● SHORT PROBLEM
Reproduce all entries verbatim, with nothing added or dropped.

● DATA EXCERPTS
= = = = = = =

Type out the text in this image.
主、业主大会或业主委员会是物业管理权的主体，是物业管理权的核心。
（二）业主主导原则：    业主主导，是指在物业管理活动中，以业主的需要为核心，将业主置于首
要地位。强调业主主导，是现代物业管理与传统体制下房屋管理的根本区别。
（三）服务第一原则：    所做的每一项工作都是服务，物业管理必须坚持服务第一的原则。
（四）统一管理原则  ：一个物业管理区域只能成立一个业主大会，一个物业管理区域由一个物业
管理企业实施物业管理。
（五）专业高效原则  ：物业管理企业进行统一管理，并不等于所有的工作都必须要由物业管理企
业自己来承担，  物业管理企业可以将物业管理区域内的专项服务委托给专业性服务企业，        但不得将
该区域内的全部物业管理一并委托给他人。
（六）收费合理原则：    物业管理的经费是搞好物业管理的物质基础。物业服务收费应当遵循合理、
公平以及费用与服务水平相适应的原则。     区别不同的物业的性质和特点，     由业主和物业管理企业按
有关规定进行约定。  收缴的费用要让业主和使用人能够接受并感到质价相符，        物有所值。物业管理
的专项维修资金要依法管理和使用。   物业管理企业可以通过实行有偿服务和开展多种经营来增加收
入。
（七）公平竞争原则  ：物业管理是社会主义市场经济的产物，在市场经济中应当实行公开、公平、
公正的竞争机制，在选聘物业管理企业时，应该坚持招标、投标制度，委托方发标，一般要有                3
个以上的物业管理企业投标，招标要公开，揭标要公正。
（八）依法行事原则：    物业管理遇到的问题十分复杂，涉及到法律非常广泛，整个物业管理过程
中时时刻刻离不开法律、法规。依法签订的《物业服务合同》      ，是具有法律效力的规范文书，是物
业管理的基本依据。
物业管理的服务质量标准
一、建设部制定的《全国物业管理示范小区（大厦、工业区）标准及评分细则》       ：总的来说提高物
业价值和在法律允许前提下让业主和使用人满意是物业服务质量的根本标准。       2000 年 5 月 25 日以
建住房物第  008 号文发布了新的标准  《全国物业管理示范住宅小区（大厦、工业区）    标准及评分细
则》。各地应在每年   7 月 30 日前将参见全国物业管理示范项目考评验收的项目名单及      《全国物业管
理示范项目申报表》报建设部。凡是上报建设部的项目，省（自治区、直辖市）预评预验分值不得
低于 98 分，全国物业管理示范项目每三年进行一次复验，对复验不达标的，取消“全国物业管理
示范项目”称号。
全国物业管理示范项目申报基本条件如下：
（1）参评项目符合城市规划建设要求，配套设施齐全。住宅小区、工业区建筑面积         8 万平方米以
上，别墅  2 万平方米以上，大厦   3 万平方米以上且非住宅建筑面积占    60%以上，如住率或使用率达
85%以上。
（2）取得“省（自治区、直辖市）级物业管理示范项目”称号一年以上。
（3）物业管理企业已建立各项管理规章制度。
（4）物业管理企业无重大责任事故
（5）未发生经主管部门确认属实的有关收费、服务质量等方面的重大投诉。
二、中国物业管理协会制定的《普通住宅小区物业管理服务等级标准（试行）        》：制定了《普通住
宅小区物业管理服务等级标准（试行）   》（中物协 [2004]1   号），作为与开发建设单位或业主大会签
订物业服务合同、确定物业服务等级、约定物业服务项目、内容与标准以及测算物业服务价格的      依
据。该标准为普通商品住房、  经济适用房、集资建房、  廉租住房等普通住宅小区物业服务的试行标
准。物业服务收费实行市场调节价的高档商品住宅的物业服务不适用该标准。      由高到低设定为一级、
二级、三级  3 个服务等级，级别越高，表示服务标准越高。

= = = = = = =

● RESULT FOR THIS EXERCISE
Type out the text in this image.
主、业主大会或业主委员会是物业管理权的主体，是物业管理权的核心。
（二）业主主导原则：    业主主导，是指在物业管理活动中，以业主的需要为核心，将业主置于首
要地位。强调业主主导，是现代物业管理与传统体制下房屋管理的根本区别。
（三）服务第一原则：    所做的每一项工作都是服务，物业管理必须坚持服务第一的原则。
（四）统一管理原则  ：一个物业管理区域只能成立一个业主大会，一个物业管理区域由一个物业
管理企业实施物业管理。
（五）专业高效原则  ：物业管理企业进行统一管理，并不等于所有的工作都必须要由物业管理企
业自己来承担，  物业管理企业可以将物业管理区域内的专项服务委托给专业性服务企业，        但不得将
该区域内的全部物业管理一并委托给他人。
（六）收费合理原则：    物业管理的经费是搞好物业管理的物质基础。物业服务收费应当遵循合理、
公平以及费用与服务水平相适应的原则。     区别不同的物业的性质和特点，     由业主和物业管理企业按
有关规定进行约定。  收缴的费用要让业主和使用人能够接受并感到质价相符，        物有所值。物业管理
的专项维修资金要依法管理和使用。   物业管理企业可以通过实行有偿服务和开展多种经营来增加收
入。
（七）公平竞争原则  ：物业管理是社会主义市场经济的产物，在市场经济中应当实行公开、公平、
公正的竞争机制，在选聘物业管理企业时，应该坚持招标、投标制度，委托方发标，一般要有                3
个以上的物业管理企业投标，招标要公开，揭标要公正。
（八）依法行事原则：    物业管理遇到的问题十分复杂，涉及到法律非常广泛，整个物业管理过程
中时时刻刻离不开法律、法规。依法签订的《物业服务合同》      ，是具有法律效力的规范文书，是物
业管理的基本依据。
物业管理的服务质量标准
一、建设部制定的《全国物业管理示范小区（大厦、工业区）标准及评分细则》       ：总的来说提高物
业价值和在法律允许前提下让业主和使用人满意是物业服务质量的根本标准。       2000 年 5 月 25 日以
建住房物第  008 号文发布了新的标准  《全国物业管理示范住宅小区（大厦、工业区）    标准及评分细
则》。各地应在每年   7 月 30 日前将参见全国物业管理示范项目考评验收的项目名单及      《全国物业管
理示范项目申报表》报建设部。凡是上报建设部的项目，省（自治区、直辖市）预评预验分值不得
低于 98 分，全国物业管理示范项目每三年进行一次复验，对复验不达标的，取消“全国物业管理
示范项目”称号。
全国物业管理示范项目申报基本条件如下：
（1）参评项目符合城市规划建设要求，配套设施齐全。住宅小区、工业区建筑面积         8 万平方米以
上，别墅  2 万平方米以上，大厦   3 万平方米以上且非住宅建筑面积占    60%以上，如住率或使用率达
85%以上。
（2）取得“省（自治区、直辖市）级物业管理示范项目”称号一年以上。
（3）物业管理企业已建立各项管理规章制度。
（4）物业管理企业无重大责任事故
（5）未发生经主管部门确认属实的有关收费、服务质量等方面的重大投诉。
二、中国物业管理协会制定的《普通住宅小区物业管理服务等级标准（试行）        》：制定了《普通住
宅小区物业管理服务等级标准（试行）   》（中物协 [2004]1   号），作为与开发建设单位或业主大会签
订物业服务合同、确定物业服务等级、约定物业服务项目、内容与标准以及测算物业服务价格的      依
据。该标准为普通商品住房、  经济适用房、集资建房、  廉租住房等普通住宅小区物业服务的试行标
准。物业服务收费实行市场调节价的高档商品住宅的物业服务不适用该标准。      由高到低设定为一级、
二级、三级  3 个服务等级，级别越高，表示服务标准越高。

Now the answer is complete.